▶ **Task description**:
Copy each line of the entries beneath that contains the word "RETORNO".

Stored data
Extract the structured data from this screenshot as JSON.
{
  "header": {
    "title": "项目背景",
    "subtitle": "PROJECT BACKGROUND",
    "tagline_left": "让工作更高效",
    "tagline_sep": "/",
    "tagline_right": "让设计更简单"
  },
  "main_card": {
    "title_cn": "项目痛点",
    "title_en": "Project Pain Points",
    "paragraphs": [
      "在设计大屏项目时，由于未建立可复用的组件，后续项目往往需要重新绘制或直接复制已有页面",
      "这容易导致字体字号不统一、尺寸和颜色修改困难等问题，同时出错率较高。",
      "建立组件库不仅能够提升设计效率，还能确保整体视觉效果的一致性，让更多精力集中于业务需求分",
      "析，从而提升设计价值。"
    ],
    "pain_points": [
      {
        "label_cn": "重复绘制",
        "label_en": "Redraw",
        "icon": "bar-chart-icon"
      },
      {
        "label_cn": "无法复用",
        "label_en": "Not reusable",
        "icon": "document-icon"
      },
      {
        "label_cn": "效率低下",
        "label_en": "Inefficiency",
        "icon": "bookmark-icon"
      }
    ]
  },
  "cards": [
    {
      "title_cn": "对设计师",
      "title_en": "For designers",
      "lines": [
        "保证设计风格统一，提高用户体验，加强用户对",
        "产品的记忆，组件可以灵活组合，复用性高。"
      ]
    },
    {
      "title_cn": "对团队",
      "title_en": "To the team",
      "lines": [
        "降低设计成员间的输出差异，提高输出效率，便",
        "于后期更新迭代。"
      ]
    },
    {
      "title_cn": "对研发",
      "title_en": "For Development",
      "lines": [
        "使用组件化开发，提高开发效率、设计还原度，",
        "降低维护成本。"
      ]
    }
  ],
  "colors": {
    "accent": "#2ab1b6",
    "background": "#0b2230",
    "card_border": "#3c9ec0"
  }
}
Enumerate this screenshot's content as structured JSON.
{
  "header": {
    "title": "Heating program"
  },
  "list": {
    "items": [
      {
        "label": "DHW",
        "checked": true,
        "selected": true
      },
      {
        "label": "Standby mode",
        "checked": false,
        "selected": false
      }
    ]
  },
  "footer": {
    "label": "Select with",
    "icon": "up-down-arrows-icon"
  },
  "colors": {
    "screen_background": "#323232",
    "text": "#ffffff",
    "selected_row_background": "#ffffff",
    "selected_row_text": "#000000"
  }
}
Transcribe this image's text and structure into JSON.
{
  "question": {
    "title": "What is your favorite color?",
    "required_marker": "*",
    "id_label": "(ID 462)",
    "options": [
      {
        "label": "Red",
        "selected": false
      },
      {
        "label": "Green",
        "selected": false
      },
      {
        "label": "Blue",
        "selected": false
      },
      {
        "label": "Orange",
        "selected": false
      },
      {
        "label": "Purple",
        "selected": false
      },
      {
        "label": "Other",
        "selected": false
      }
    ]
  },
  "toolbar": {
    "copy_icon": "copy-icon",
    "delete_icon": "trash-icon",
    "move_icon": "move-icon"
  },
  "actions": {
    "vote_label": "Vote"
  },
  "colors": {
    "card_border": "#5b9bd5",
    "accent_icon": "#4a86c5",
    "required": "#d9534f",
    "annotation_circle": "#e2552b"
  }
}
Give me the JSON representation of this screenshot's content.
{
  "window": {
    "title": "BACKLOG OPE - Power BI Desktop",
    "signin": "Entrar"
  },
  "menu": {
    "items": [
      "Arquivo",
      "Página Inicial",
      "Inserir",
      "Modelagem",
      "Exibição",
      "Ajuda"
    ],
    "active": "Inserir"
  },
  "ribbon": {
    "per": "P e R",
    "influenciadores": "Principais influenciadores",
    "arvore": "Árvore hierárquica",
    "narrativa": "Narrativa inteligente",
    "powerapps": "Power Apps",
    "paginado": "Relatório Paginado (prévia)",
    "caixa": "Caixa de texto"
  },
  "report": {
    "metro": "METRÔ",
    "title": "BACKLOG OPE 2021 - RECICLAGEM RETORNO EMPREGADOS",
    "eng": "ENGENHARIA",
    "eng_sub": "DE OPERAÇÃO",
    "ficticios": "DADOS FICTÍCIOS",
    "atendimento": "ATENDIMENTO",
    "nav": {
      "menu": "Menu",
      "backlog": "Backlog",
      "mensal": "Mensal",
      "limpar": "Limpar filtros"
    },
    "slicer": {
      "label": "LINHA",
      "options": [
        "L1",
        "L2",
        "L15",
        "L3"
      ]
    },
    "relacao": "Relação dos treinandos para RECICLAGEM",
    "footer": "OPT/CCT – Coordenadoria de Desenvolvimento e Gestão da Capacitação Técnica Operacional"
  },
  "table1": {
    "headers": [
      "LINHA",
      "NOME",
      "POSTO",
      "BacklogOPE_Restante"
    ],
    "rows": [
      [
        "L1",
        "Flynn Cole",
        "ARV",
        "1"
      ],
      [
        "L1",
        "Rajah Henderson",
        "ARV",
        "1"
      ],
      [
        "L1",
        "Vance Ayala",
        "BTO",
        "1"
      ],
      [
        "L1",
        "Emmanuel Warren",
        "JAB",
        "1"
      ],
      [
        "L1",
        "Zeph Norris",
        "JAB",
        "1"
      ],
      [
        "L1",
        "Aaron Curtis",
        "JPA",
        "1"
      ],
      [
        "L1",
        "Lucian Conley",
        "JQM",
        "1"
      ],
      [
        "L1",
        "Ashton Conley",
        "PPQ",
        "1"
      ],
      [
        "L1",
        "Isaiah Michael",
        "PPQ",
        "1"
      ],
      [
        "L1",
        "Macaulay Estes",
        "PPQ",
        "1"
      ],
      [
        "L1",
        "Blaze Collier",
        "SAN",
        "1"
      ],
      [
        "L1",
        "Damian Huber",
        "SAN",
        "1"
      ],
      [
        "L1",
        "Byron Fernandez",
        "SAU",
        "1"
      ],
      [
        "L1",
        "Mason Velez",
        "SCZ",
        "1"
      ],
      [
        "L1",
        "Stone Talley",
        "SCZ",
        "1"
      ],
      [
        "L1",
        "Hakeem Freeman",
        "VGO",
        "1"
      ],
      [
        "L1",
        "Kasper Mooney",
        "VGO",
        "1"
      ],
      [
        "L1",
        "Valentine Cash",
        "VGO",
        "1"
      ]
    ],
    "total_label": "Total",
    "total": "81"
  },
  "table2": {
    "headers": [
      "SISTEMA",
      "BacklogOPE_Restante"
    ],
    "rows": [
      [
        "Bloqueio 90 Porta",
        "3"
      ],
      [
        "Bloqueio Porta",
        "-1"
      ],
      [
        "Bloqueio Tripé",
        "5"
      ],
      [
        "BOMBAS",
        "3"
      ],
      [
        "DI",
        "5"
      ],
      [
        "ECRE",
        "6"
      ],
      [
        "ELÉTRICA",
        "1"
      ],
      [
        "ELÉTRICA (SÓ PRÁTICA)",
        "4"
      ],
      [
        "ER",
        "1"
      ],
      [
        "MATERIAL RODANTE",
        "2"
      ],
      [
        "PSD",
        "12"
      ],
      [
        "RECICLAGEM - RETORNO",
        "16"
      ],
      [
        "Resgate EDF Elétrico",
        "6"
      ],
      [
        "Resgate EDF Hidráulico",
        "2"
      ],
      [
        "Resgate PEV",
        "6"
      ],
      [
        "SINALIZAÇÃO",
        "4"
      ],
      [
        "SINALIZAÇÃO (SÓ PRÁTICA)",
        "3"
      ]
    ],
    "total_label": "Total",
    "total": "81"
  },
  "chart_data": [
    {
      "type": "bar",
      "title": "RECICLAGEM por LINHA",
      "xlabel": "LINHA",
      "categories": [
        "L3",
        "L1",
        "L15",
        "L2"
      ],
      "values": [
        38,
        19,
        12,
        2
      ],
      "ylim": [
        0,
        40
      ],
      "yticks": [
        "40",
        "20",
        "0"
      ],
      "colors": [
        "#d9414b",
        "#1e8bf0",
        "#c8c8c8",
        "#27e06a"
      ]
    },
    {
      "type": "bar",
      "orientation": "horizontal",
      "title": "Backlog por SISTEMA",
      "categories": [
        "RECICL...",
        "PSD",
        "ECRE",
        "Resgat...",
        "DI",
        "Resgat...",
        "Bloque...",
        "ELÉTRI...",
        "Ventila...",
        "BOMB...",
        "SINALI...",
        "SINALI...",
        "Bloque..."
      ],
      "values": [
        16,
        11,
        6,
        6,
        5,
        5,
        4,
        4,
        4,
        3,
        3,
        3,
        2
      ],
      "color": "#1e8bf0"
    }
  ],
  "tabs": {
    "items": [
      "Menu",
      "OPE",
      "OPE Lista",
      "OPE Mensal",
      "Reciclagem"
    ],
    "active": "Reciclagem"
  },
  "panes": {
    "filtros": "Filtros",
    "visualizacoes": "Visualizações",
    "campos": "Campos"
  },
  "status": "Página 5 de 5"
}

▶ **Solution**:
    "title": "BACKLOG OPE 2021 - RECICLAGEM RETORNO EMPREGADOS",
        "RECICLAGEM - RETORNO",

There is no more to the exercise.